>> Start EXTRACTED ENTRIES

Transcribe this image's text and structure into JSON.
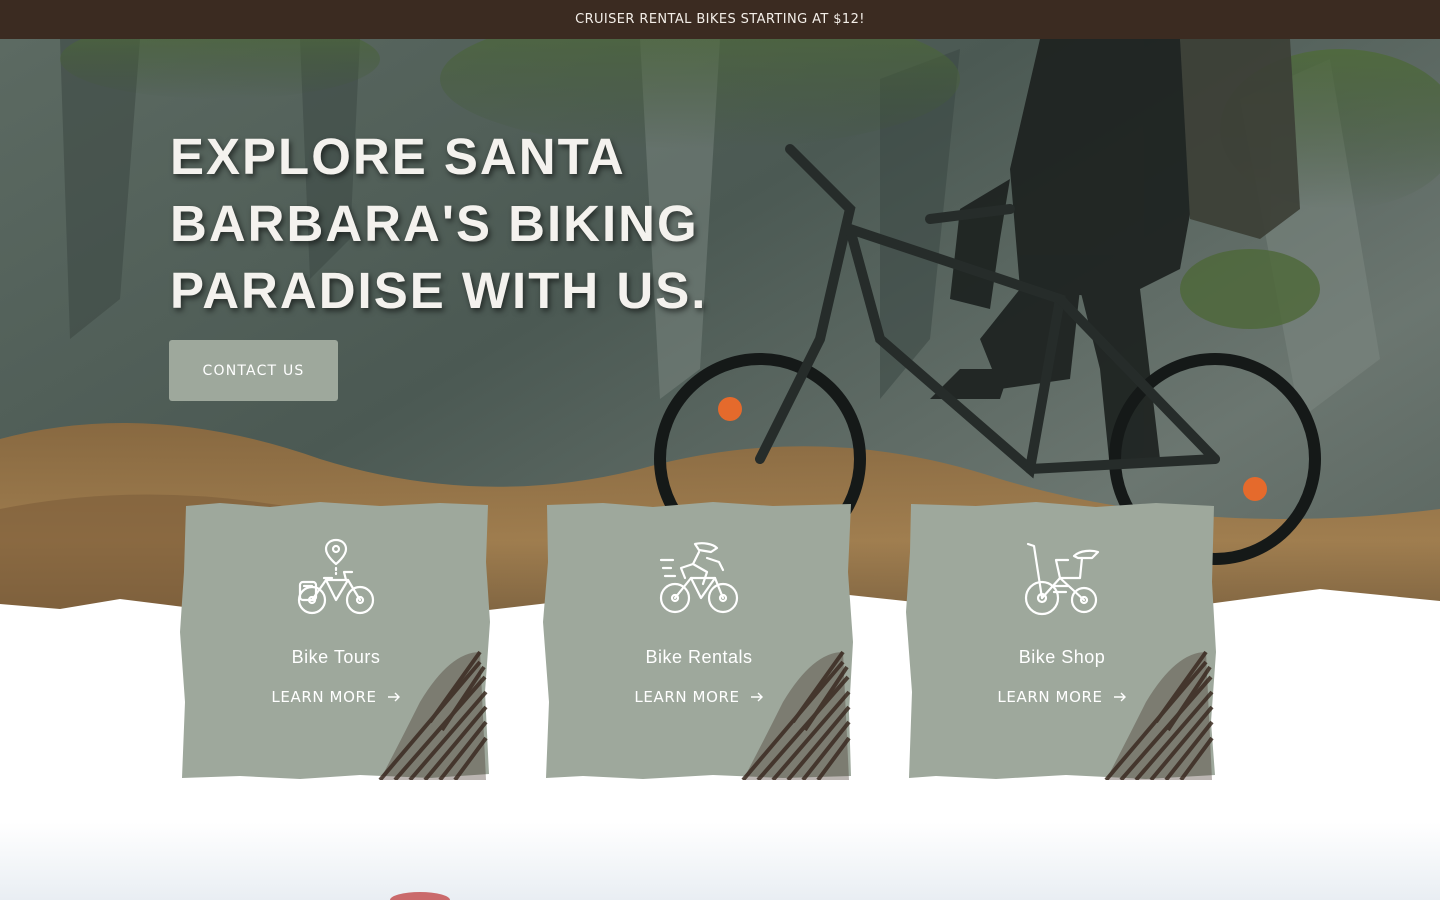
{
  "announcement": {
    "text": "CRUISER RENTAL BIKES STARTING AT $12!"
  },
  "hero": {
    "headline": "EXPLORE SANTA BARBARA'S BIKING PARADISE WITH US.",
    "cta_label": "CONTACT US"
  },
  "cards": [
    {
      "title": "Bike Tours",
      "link_label": "LEARN MORE",
      "icon": "bike-location-pin-icon"
    },
    {
      "title": "Bike Rentals",
      "link_label": "LEARN MORE",
      "icon": "cyclist-icon"
    },
    {
      "title": "Bike Shop",
      "link_label": "LEARN MORE",
      "icon": "bicycle-icon"
    }
  ],
  "colors": {
    "announcement_bg": "#3b2b21",
    "card_bg": "#9ea89c",
    "button_bg": "#9ea89c",
    "text_light": "#ffffff"
  }
}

>> End EXTRACTED ENTRIES

## TASK TO CARRY OUT
Your task is to transcribe all of the records precisely, with no images included.

## THE OUTPUT
Transcribe this image's text and structure into JSON.
{
  "announcement": {
    "text": "CRUISER RENTAL BIKES STARTING AT $12!"
  },
  "hero": {
    "headline": "EXPLORE SANTA BARBARA'S BIKING PARADISE WITH US.",
    "cta_label": "CONTACT US"
  },
  "cards": [
    {
      "title": "Bike Tours",
      "link_label": "LEARN MORE",
      "icon": "bike-location-pin-icon"
    },
    {
      "title": "Bike Rentals",
      "link_label": "LEARN MORE",
      "icon": "cyclist-icon"
    },
    {
      "title": "Bike Shop",
      "link_label": "LEARN MORE",
      "icon": "bicycle-icon"
    }
  ],
  "colors": {
    "announcement_bg": "#3b2b21",
    "card_bg": "#9ea89c",
    "button_bg": "#9ea89c",
    "text_light": "#ffffff"
  }
}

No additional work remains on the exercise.